» **Set task**: From the records below, pull each line that has "الكلام".

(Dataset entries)
══════════
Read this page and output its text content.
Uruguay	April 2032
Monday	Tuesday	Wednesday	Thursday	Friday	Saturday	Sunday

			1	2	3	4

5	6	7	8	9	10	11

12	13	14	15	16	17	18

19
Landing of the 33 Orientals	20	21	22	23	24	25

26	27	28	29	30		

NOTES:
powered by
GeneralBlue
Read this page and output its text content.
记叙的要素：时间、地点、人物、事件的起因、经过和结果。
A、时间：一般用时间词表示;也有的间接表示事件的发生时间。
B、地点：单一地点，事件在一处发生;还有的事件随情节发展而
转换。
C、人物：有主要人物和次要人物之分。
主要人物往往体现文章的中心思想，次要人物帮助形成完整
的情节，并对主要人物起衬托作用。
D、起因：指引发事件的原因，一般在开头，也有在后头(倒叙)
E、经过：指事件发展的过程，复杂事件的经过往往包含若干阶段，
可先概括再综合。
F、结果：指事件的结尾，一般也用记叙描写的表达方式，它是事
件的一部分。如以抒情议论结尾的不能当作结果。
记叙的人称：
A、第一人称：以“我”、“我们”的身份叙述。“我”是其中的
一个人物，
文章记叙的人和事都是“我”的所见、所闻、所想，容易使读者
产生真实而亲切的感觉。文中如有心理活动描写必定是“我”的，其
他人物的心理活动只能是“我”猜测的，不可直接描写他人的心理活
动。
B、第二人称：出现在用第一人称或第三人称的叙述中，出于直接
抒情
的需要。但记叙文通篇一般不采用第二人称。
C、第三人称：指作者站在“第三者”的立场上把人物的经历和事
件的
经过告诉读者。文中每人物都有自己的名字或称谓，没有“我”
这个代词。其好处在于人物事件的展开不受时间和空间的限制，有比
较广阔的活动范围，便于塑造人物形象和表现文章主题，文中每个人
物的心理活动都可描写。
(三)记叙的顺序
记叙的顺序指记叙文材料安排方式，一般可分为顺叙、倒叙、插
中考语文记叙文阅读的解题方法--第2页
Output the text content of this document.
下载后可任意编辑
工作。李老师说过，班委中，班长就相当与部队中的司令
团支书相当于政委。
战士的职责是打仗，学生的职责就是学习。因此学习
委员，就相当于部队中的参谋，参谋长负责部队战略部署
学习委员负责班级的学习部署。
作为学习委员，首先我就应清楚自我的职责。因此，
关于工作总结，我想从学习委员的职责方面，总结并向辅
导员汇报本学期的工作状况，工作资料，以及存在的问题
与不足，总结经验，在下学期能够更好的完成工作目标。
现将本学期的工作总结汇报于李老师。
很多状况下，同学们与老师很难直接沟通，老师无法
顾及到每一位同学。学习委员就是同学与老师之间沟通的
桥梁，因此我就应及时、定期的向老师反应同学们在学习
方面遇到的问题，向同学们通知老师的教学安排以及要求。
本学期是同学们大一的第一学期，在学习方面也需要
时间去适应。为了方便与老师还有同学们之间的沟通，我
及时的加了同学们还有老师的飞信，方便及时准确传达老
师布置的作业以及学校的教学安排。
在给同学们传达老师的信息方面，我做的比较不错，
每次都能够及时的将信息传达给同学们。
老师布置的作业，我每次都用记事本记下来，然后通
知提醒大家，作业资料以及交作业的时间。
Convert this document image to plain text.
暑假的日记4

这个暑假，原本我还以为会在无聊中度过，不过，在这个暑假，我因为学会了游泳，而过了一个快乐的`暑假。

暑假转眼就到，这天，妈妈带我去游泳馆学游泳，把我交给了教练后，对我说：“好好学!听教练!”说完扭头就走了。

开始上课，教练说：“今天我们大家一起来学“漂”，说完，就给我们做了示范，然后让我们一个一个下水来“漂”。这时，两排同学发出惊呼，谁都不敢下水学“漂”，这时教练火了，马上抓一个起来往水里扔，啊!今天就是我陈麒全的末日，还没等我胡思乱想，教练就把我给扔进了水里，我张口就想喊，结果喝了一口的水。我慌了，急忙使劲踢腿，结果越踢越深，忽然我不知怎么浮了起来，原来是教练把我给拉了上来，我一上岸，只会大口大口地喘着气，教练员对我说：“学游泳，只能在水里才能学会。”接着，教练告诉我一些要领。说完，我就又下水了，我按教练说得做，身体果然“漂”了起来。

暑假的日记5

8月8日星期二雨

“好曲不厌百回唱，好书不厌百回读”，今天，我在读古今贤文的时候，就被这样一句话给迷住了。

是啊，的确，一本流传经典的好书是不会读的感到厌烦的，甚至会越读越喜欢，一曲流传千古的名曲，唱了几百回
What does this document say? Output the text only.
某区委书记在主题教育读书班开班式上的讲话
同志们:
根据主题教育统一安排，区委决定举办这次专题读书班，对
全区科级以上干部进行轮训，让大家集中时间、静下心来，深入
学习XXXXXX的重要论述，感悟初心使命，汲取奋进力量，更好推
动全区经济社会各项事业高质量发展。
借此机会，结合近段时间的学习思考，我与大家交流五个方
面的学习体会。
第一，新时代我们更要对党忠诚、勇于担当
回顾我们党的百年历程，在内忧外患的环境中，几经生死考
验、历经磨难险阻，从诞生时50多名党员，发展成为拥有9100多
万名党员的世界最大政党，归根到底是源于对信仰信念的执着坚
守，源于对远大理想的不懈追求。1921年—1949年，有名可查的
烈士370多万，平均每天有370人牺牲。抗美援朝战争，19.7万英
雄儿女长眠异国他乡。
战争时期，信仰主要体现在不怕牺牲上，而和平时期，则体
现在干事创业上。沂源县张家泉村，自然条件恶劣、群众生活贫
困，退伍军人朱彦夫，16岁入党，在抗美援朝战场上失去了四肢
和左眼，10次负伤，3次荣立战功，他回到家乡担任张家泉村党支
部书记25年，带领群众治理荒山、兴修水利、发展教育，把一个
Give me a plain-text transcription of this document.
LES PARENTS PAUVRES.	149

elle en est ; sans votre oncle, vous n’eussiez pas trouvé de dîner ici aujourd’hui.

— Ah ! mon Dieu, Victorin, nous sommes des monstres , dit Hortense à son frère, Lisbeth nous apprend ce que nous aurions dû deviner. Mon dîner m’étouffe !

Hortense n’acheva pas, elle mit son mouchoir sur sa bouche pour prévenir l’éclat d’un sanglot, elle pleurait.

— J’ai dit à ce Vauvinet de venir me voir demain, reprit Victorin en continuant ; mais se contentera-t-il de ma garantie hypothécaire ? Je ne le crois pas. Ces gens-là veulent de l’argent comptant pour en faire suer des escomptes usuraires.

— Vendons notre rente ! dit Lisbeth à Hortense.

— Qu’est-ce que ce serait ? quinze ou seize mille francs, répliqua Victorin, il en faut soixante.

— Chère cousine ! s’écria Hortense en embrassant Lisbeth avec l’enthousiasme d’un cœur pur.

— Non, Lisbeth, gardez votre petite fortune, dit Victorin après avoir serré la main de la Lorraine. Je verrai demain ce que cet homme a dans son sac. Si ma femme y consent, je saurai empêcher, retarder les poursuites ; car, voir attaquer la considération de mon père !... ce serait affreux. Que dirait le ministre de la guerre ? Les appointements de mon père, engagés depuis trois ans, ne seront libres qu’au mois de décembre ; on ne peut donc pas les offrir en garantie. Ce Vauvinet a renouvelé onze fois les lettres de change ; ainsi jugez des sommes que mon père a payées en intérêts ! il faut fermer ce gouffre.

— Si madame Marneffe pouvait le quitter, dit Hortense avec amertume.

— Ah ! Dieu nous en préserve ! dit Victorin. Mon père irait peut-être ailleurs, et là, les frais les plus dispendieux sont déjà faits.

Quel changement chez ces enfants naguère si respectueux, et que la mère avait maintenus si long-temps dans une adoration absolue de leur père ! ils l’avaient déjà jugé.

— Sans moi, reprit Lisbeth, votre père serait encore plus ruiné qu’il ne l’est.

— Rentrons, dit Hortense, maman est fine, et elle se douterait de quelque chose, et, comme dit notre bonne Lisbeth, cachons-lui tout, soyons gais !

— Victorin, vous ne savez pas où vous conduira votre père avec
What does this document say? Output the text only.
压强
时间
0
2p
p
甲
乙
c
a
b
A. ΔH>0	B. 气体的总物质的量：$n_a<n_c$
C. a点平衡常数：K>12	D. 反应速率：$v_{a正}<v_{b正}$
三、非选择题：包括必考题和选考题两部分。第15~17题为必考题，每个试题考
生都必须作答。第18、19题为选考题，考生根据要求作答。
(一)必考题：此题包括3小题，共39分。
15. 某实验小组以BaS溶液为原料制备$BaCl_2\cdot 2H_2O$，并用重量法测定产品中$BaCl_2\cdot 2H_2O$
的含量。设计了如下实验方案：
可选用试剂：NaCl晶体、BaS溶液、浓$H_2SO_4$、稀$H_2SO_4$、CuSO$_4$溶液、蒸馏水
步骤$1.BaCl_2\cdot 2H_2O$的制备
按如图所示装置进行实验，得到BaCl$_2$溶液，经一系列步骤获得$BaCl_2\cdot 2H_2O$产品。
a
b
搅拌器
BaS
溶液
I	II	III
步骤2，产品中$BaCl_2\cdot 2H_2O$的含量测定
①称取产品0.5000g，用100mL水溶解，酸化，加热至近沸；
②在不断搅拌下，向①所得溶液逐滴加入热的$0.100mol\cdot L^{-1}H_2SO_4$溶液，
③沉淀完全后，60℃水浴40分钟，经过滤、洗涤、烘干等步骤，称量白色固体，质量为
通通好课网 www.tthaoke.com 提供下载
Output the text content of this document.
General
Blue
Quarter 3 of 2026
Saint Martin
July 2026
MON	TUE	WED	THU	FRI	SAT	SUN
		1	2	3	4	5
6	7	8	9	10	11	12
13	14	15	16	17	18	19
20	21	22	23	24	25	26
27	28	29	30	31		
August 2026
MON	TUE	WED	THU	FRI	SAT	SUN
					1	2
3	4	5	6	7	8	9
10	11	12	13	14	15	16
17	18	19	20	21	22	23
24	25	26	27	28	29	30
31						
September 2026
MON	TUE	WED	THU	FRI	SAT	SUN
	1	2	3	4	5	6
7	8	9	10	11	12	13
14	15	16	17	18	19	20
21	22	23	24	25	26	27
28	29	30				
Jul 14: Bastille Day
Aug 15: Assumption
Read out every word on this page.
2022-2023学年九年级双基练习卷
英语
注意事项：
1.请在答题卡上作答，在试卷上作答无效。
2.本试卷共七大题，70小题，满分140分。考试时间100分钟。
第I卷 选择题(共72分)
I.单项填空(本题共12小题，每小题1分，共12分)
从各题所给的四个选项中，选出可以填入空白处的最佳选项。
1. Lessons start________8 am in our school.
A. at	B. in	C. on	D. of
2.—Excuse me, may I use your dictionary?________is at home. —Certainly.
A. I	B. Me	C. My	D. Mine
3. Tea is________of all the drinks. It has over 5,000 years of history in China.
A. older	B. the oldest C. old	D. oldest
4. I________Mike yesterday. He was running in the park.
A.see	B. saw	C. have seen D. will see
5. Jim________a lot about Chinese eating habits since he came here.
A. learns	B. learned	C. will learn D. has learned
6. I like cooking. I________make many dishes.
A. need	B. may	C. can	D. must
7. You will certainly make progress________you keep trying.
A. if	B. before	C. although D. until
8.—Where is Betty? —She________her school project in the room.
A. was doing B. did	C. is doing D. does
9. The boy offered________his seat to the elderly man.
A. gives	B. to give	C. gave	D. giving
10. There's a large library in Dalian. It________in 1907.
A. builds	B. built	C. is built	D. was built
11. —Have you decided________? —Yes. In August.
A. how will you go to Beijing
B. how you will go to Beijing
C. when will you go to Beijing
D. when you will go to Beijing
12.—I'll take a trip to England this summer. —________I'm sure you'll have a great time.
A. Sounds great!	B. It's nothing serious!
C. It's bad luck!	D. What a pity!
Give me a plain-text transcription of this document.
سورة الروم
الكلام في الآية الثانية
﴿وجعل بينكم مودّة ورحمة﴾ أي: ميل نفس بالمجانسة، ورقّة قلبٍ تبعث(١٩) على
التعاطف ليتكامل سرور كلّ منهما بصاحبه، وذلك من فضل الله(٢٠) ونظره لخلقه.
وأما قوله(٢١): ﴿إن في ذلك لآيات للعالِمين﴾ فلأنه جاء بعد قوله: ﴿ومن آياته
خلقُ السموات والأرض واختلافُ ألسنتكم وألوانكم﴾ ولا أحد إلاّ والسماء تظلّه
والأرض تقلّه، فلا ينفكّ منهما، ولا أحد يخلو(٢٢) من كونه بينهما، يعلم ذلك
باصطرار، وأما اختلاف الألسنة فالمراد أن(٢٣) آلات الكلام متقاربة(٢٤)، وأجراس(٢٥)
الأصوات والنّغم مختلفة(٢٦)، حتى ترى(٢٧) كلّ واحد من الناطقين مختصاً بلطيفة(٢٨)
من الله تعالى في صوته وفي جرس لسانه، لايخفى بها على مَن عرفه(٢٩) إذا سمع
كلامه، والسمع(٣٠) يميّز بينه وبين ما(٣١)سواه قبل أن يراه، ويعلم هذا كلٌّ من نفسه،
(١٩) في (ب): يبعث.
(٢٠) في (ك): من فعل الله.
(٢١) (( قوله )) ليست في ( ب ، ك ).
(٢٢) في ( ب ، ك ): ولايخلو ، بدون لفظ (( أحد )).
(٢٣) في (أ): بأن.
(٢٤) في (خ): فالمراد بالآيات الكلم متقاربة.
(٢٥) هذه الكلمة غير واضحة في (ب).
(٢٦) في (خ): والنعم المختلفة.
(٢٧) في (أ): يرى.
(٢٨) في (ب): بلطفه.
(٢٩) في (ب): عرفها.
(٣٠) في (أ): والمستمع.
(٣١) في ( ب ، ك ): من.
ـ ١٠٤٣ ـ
══════════
» **Answer for the task**:
الكلام في الآية الثانية
باصطرار، وأما اختلاف الألسنة فالمراد أن(٢٣) آلات الكلام متقاربة(٢٤)، وأجراس(٢٥)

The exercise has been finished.